## BEGIN

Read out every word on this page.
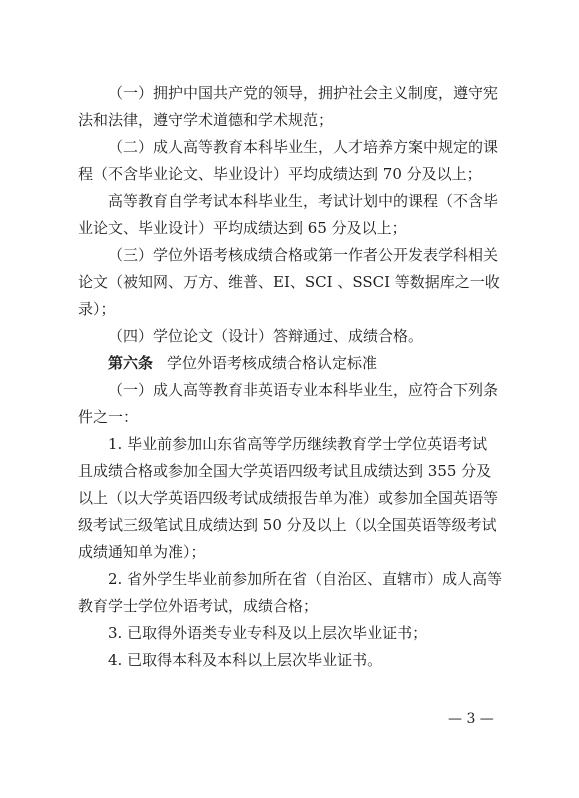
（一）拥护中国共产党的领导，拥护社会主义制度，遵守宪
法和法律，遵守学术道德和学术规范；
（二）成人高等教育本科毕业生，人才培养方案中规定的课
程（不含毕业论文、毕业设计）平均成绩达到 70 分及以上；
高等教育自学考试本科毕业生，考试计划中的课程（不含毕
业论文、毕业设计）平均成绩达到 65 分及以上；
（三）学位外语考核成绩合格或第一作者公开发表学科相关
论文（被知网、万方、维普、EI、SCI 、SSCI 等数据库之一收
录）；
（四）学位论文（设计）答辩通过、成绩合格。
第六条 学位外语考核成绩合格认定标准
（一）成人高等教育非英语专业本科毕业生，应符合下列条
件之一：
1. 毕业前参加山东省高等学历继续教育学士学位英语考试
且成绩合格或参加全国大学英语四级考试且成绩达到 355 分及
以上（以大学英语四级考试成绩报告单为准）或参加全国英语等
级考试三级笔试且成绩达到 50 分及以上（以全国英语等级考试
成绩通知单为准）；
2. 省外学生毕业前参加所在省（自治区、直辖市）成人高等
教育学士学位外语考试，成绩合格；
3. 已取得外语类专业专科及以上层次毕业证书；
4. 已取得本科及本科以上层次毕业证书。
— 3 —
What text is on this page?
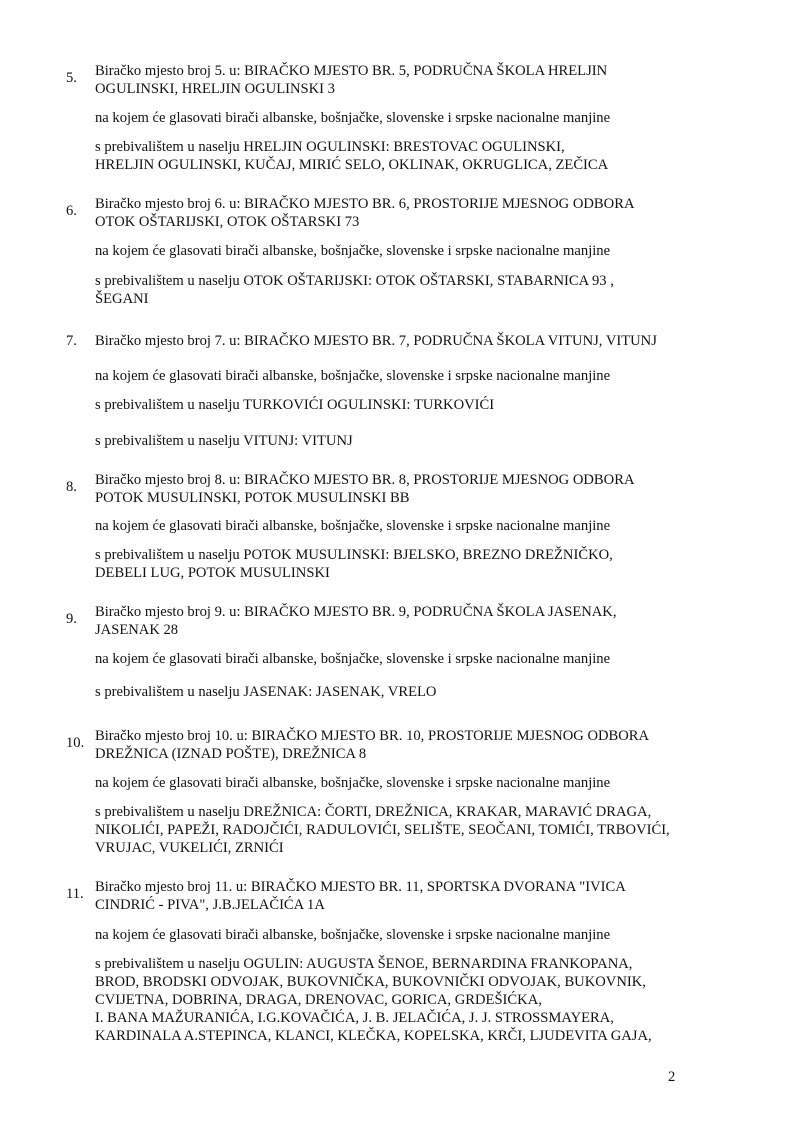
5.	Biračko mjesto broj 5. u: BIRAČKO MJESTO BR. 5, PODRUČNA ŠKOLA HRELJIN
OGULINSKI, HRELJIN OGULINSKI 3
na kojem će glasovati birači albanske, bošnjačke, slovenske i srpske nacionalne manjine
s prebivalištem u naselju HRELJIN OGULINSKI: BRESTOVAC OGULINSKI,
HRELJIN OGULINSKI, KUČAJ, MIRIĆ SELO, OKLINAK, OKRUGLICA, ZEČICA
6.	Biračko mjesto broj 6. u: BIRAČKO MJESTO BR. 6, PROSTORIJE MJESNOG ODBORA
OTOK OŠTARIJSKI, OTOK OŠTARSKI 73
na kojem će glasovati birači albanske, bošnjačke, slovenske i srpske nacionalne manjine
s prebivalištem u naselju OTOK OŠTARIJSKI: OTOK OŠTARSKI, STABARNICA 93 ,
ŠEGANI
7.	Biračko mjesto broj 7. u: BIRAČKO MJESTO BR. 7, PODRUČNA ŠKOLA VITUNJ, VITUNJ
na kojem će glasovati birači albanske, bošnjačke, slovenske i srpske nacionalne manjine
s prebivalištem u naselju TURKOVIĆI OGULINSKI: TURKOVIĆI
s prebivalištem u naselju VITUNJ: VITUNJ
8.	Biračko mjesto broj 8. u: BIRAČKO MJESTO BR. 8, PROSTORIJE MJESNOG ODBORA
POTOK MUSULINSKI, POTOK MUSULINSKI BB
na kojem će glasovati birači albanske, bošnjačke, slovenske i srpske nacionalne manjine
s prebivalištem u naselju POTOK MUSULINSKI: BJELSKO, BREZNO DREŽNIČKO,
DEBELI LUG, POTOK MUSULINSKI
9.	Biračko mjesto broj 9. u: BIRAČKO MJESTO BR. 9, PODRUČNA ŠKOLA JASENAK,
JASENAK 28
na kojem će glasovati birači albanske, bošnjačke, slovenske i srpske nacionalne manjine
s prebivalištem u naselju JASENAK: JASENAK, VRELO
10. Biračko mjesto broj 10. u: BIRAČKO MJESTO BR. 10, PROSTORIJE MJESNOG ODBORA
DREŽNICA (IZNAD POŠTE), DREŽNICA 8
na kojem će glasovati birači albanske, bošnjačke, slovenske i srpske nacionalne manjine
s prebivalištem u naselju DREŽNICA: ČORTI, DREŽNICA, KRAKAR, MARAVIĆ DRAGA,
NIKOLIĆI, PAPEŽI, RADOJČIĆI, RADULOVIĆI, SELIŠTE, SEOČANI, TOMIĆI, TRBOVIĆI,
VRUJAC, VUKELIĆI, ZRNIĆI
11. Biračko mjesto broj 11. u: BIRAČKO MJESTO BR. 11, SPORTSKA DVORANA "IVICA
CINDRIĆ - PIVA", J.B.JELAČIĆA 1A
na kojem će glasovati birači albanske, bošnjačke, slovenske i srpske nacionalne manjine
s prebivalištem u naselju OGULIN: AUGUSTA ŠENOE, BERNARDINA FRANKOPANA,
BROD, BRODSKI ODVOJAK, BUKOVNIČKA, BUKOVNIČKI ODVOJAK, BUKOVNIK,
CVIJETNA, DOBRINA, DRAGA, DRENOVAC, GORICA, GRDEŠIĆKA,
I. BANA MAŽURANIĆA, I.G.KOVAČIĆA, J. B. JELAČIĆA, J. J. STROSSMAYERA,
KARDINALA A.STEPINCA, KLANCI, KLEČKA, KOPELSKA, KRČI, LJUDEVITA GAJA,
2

## END

* _GOAL_:
Track down every line with the word "broj" and copy it.

* _OUTPUT BELOW_:
5.	Biračko mjesto broj 5. u: BIRAČKO MJESTO BR. 5, PODRUČNA ŠKOLA HRELJIN
6.	Biračko mjesto broj 6. u: BIRAČKO MJESTO BR. 6, PROSTORIJE MJESNOG ODBORA
7.	Biračko mjesto broj 7. u: BIRAČKO MJESTO BR. 7, PODRUČNA ŠKOLA VITUNJ, VITUNJ
8.	Biračko mjesto broj 8. u: BIRAČKO MJESTO BR. 8, PROSTORIJE MJESNOG ODBORA
9.	Biračko mjesto broj 9. u: BIRAČKO MJESTO BR. 9, PODRUČNA ŠKOLA JASENAK,
10. Biračko mjesto broj 10. u: BIRAČKO MJESTO BR. 10, PROSTORIJE MJESNOG ODBORA
11. Biračko mjesto broj 11. u: BIRAČKO MJESTO BR. 11, SPORTSKA DVORANA "IVICA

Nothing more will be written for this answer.